TASK DESCRIPTION — Give every line from the entries that contains "this".

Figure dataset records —
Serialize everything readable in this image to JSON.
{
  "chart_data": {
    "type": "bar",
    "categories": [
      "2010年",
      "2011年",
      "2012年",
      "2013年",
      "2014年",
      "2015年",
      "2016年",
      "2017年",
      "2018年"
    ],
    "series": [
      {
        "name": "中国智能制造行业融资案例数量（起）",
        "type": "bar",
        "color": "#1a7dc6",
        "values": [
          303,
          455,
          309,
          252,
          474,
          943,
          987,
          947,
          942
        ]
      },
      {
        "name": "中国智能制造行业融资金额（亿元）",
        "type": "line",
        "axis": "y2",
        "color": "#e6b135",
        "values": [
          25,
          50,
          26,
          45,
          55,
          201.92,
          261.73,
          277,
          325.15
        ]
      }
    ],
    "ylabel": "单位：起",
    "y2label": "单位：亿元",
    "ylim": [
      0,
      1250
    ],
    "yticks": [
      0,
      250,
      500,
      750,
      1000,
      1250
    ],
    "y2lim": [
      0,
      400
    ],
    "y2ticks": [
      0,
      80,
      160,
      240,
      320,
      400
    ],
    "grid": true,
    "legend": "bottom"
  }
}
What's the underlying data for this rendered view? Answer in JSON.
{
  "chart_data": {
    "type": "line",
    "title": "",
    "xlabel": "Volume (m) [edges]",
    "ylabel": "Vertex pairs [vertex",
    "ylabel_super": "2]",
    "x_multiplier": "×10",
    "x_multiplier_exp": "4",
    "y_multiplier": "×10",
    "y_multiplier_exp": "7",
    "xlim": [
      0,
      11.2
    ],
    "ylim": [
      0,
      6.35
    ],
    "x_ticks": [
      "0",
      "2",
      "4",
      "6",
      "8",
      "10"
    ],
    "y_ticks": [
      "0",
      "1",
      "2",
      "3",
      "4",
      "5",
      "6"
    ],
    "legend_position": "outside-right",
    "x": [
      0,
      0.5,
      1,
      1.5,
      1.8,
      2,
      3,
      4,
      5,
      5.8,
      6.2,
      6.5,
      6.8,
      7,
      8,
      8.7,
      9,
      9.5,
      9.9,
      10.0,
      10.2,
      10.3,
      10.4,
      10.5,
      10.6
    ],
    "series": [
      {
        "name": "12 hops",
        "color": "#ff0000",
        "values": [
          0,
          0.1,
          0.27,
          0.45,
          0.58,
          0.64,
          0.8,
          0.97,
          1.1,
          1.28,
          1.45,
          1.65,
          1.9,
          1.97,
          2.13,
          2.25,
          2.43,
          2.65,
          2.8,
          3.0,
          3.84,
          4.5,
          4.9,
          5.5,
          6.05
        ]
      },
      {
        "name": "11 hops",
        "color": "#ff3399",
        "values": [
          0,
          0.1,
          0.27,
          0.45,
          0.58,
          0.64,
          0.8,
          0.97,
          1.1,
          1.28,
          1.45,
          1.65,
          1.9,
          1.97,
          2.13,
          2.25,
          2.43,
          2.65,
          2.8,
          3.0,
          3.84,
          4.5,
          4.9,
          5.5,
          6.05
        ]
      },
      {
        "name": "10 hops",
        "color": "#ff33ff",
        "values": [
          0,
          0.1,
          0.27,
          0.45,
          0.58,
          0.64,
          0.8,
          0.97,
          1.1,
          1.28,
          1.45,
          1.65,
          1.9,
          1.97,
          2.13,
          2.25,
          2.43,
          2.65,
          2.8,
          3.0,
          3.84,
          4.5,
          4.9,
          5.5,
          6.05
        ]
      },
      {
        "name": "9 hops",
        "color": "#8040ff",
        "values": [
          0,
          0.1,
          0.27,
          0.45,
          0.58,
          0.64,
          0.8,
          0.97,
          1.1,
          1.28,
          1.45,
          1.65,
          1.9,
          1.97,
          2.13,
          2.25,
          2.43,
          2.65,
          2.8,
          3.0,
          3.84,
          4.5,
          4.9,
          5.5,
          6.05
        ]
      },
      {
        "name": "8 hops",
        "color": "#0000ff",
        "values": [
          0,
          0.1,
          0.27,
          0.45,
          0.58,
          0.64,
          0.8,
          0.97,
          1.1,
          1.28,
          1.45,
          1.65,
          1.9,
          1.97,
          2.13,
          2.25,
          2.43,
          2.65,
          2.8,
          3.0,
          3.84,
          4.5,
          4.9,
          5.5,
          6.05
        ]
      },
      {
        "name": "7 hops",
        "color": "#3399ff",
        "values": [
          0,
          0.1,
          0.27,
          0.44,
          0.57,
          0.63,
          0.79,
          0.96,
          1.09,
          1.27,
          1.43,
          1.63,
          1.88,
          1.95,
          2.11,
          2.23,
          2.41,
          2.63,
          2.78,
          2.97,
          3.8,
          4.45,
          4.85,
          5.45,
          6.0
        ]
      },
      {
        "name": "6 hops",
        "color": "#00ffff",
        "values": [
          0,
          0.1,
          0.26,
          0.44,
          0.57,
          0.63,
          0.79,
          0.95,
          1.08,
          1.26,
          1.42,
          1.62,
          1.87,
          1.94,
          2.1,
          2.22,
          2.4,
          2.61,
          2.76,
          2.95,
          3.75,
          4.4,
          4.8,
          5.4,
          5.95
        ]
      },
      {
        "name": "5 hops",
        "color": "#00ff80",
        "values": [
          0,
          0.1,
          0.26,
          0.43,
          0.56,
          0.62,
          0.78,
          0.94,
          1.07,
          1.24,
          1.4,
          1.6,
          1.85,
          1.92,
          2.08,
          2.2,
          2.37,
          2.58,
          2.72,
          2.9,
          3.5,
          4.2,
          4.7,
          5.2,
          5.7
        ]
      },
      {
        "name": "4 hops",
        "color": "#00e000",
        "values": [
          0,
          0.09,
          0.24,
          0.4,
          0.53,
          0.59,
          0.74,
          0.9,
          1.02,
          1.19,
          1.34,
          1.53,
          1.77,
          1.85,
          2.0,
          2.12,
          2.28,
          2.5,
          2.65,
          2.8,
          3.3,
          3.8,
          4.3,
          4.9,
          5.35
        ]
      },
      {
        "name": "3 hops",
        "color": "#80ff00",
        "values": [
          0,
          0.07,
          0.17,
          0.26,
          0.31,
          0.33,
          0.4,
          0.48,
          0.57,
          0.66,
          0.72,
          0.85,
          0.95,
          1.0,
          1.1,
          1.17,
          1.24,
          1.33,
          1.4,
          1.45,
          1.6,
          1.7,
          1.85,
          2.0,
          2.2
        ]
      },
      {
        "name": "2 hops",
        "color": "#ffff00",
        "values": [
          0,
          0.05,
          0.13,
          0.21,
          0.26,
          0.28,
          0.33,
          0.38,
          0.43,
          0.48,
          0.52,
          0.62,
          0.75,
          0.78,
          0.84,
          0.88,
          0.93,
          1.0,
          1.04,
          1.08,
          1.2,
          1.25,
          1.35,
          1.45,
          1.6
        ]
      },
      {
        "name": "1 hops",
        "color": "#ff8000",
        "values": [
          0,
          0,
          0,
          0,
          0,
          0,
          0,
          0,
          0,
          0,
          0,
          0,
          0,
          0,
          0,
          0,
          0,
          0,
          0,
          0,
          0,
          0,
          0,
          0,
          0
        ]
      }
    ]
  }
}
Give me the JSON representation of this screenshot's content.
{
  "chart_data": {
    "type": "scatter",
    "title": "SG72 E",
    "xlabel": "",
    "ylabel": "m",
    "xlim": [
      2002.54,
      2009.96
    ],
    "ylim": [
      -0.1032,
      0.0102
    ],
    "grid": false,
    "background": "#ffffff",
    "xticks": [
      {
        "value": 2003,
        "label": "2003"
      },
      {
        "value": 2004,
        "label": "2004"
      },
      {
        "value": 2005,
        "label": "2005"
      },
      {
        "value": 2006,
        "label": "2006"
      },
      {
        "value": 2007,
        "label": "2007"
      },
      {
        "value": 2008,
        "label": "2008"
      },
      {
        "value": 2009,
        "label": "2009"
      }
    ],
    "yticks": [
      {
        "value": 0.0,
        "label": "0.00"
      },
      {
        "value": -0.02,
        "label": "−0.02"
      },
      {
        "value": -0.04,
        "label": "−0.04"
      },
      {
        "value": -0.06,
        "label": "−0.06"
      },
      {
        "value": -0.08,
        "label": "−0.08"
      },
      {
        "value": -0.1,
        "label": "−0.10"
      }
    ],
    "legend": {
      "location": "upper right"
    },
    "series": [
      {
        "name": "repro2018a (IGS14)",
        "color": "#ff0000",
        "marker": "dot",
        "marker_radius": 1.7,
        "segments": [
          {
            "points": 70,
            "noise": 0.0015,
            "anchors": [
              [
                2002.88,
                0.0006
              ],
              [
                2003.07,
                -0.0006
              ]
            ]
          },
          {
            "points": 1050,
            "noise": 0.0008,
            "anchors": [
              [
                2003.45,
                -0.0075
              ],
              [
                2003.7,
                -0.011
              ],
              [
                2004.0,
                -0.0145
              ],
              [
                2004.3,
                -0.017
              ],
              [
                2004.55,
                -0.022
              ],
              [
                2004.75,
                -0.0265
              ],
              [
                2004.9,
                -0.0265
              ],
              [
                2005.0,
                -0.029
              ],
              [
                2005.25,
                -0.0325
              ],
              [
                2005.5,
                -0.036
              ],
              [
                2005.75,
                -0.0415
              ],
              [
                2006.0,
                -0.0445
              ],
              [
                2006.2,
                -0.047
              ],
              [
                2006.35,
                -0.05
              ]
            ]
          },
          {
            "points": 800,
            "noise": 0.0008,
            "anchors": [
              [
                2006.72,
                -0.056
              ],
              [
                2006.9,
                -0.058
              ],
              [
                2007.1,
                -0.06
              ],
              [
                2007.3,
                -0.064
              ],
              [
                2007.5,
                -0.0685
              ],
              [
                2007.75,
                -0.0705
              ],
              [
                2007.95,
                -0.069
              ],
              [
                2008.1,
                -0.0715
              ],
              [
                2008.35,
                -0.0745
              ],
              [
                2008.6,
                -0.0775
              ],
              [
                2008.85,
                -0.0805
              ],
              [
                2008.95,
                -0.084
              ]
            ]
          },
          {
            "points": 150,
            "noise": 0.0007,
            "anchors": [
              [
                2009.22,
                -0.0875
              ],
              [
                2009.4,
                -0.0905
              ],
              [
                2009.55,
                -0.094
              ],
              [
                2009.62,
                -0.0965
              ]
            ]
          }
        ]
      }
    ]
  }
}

THE COMPLETED TASK —
Serialize everything readable in this image to JSON.
What's the underlying data for this rendered view? Answer in JSON.
Give me the JSON representation of this screenshot's content.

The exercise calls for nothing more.